§ TASK INSTRUCTIONS: Copy the records below exactly, leaving out every picture.

★ ★ ★ ★

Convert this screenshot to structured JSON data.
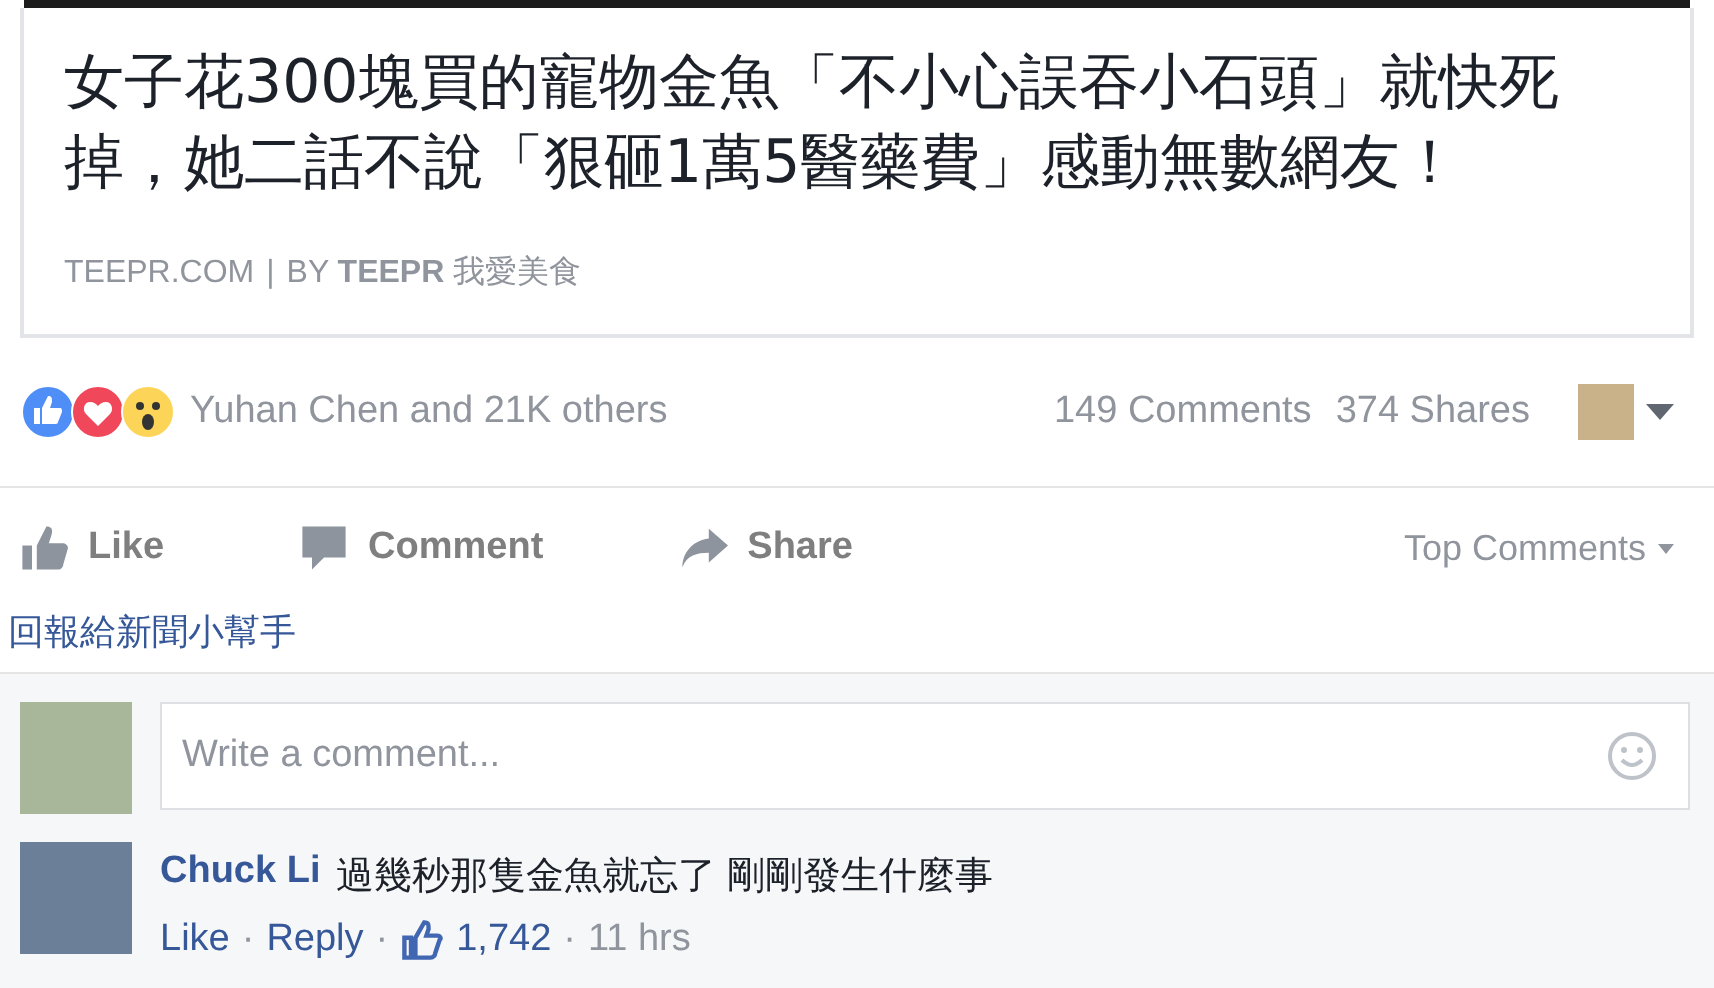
{
  "link_preview": {
    "title": "女子花300塊買的寵物金魚「不小心誤吞小石頭」就快死掉，她二話不說「狠砸1萬5醫藥費」感動無數網友！",
    "domain": "TEEPR.COM",
    "separator": "|",
    "by_label": "BY",
    "author": "TEEPR",
    "author_suffix": "我愛美食"
  },
  "reactions": {
    "summary": "Yuhan Chen and 21K others",
    "comments": "149 Comments",
    "shares": "374 Shares"
  },
  "actions": [
    "Like",
    "Comment",
    "Share"
  ],
  "sort": "Top Comments",
  "report_link": "回報給新聞小幫手",
  "comment_box": {
    "placeholder": "Write a comment..."
  },
  "comments": [
    {
      "author": "Chuck Li",
      "text": "過幾秒那隻金魚就忘了 剛剛發生什麼事",
      "like": "Like",
      "reply": "Reply",
      "likes": "1,742",
      "time": "11 hrs",
      "separator": "·"
    }
  ]
}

★ ★ ★ ★

§ RESULT FOR THIS EXERCISE:
Convert this screenshot to structured JSON data.
{
  "link_preview": {
    "title": "女子花300塊買的寵物金魚「不小心誤吞小石頭」就快死掉，她二話不說「狠砸1萬5醫藥費」感動無數網友！",
    "domain": "TEEPR.COM",
    "separator": "|",
    "by_label": "BY",
    "author": "TEEPR",
    "author_suffix": "我愛美食"
  },
  "reactions": {
    "summary": "Yuhan Chen and 21K others",
    "comments": "149 Comments",
    "shares": "374 Shares"
  },
  "actions": [
    "Like",
    "Comment",
    "Share"
  ],
  "sort": "Top Comments",
  "report_link": "回報給新聞小幫手",
  "comment_box": {
    "placeholder": "Write a comment..."
  },
  "comments": [
    {
      "author": "Chuck Li",
      "text": "過幾秒那隻金魚就忘了 剛剛發生什麼事",
      "like": "Like",
      "reply": "Reply",
      "likes": "1,742",
      "time": "11 hrs",
      "separator": "·"
    }
  ]
}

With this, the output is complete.